EXERCISE AIM: Can you repeat every line of the listing below word for word, without changing anything?

Items from a data source

····················

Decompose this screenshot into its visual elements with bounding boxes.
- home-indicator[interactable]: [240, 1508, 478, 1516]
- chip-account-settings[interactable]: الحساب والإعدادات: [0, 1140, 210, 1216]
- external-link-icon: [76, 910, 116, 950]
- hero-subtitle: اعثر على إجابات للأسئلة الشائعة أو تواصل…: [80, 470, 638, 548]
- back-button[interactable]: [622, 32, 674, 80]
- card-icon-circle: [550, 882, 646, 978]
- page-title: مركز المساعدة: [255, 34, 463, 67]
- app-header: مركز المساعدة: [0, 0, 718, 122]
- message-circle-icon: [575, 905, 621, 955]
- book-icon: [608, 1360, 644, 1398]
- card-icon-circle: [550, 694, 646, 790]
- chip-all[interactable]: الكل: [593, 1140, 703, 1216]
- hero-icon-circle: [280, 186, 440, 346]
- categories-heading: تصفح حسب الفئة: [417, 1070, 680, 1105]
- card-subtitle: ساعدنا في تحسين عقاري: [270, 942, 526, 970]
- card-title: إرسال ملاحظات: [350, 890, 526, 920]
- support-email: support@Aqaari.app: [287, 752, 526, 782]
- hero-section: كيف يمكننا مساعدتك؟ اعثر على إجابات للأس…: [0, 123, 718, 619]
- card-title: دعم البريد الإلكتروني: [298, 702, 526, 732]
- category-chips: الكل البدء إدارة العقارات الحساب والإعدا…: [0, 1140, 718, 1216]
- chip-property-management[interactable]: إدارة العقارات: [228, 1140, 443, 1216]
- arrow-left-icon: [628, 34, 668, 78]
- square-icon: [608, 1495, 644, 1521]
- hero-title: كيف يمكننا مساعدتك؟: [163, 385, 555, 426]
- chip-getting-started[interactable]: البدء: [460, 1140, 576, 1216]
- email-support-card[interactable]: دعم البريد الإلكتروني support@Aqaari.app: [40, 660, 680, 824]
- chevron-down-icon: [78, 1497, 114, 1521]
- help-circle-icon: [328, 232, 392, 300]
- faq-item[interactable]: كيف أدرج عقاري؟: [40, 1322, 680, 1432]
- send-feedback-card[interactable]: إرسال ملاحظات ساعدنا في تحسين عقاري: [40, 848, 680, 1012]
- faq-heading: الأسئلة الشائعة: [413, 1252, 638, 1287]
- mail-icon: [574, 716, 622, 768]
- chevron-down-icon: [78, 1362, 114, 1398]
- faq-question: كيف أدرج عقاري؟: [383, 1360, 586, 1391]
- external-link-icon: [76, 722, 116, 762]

····················

REPLY:
Decompose this screenshot into its visual elements with bounding boxes.
- home-indicator[interactable]: [240, 1508, 478, 1516]
- chip-account-settings[interactable]: الحساب والإعدادات: [0, 1140, 210, 1216]
- external-link-icon: [76, 910, 116, 950]
- hero-subtitle: اعثر على إجابات للأسئلة الشائعة أو تواصل…: [80, 470, 638, 548]
- back-button[interactable]: [622, 32, 674, 80]
- card-icon-circle: [550, 882, 646, 978]
- page-title: مركز المساعدة: [255, 34, 463, 67]
- app-header: مركز المساعدة: [0, 0, 718, 122]
- message-circle-icon: [575, 905, 621, 955]
- book-icon: [608, 1360, 644, 1398]
- card-icon-circle: [550, 694, 646, 790]
- chip-all[interactable]: الكل: [593, 1140, 703, 1216]
- hero-icon-circle: [280, 186, 440, 346]
- categories-heading: تصفح حسب الفئة: [417, 1070, 680, 1105]
- card-subtitle: ساعدنا في تحسين عقاري: [270, 942, 526, 970]
- card-title: إرسال ملاحظات: [350, 890, 526, 920]
- support-email: support@Aqaari.app: [287, 752, 526, 782]
- hero-section: كيف يمكننا مساعدتك؟ اعثر على إجابات للأس…: [0, 123, 718, 619]
- card-title: دعم البريد الإلكتروني: [298, 702, 526, 732]
- category-chips: الكل البدء إدارة العقارات الحساب والإعدا…: [0, 1140, 718, 1216]
- chip-property-management[interactable]: إدارة العقارات: [228, 1140, 443, 1216]
- arrow-left-icon: [628, 34, 668, 78]
- square-icon: [608, 1495, 644, 1521]
- hero-title: كيف يمكننا مساعدتك؟: [163, 385, 555, 426]
- chip-getting-started[interactable]: البدء: [460, 1140, 576, 1216]
- email-support-card[interactable]: دعم البريد الإلكتروني support@Aqaari.app: [40, 660, 680, 824]
- chevron-down-icon: [78, 1497, 114, 1521]
- help-circle-icon: [328, 232, 392, 300]
- faq-item[interactable]: كيف أدرج عقاري؟: [40, 1322, 680, 1432]
- send-feedback-card[interactable]: إرسال ملاحظات ساعدنا في تحسين عقاري: [40, 848, 680, 1012]
- faq-heading: الأسئلة الشائعة: [413, 1252, 638, 1287]
- mail-icon: [574, 716, 622, 768]
- chevron-down-icon: [78, 1362, 114, 1398]
- faq-question: كيف أدرج عقاري؟: [383, 1360, 586, 1391]
- external-link-icon: [76, 722, 116, 762]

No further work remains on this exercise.